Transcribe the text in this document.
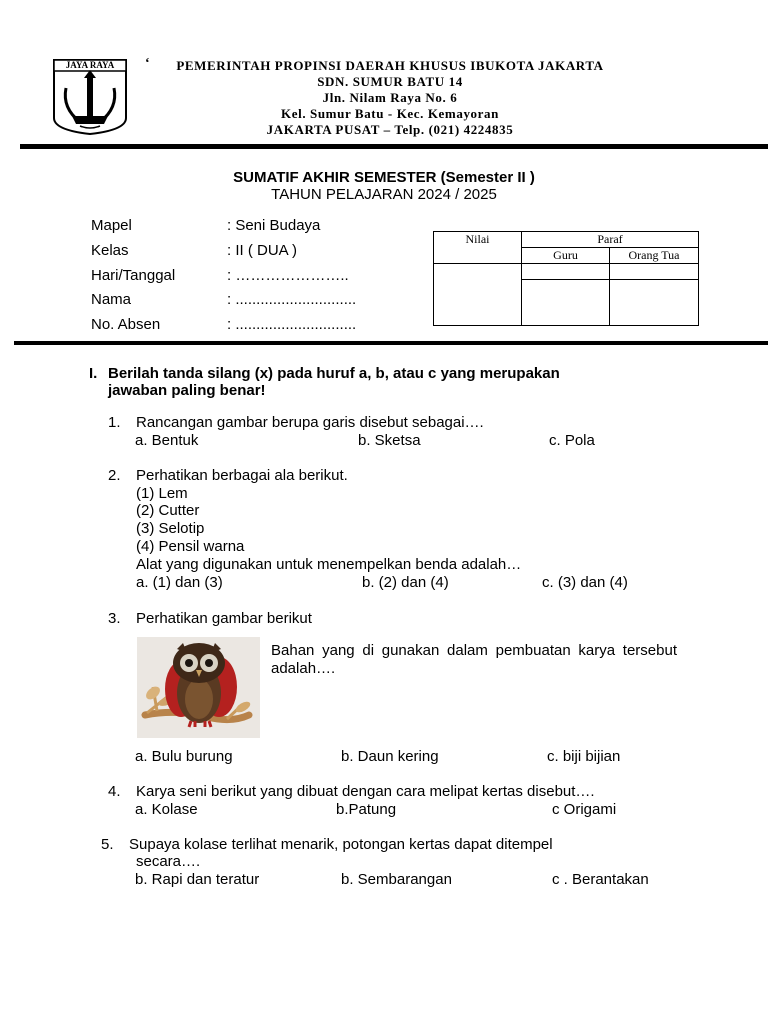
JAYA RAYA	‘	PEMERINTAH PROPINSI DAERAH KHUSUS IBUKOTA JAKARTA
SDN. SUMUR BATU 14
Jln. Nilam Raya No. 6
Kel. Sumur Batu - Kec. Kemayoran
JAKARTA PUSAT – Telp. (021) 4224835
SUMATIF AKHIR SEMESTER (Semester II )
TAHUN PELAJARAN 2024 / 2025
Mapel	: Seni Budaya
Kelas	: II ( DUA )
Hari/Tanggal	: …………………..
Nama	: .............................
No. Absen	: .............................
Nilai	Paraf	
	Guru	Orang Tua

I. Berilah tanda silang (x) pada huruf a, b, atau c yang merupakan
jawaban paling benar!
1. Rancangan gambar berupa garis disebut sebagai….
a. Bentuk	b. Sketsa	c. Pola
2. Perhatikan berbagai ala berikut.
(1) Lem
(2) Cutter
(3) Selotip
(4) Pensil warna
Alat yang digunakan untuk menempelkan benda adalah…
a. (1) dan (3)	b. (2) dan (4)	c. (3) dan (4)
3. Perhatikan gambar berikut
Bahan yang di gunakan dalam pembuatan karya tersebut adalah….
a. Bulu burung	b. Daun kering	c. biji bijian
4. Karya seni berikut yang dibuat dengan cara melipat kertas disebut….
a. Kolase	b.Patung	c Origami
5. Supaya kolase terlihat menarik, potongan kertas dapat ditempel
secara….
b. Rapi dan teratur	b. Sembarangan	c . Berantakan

__________________________________________________

WHAT TO DO:
Pull out all lines containing "adalah".

EXERCISE OUTPUT:
Alat yang digunakan untuk menempelkan benda adalah…
Bahan yang di gunakan dalam pembuatan karya tersebut adalah….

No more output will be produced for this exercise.